### EXERCISE REQUIREMENTS
Of all the lines in these entries, how many contain the string "mozzarella"? Give only that count.

§

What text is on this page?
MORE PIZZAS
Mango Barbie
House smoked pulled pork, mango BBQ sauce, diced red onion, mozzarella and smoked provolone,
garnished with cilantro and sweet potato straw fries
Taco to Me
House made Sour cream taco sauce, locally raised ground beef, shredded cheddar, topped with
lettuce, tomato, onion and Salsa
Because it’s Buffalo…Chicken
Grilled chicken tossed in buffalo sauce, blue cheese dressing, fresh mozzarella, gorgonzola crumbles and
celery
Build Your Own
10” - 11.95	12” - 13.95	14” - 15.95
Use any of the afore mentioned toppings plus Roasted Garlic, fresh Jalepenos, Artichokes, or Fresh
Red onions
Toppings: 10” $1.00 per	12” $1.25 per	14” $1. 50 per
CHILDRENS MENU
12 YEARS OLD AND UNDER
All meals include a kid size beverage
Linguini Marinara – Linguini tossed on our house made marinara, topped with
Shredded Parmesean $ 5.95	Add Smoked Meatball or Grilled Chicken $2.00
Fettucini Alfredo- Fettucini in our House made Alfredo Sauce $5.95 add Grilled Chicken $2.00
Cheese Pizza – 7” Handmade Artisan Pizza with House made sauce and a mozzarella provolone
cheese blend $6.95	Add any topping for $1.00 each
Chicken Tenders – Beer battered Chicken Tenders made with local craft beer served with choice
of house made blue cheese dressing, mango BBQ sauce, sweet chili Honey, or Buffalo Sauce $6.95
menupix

§

### COMPLETE ANSWER
3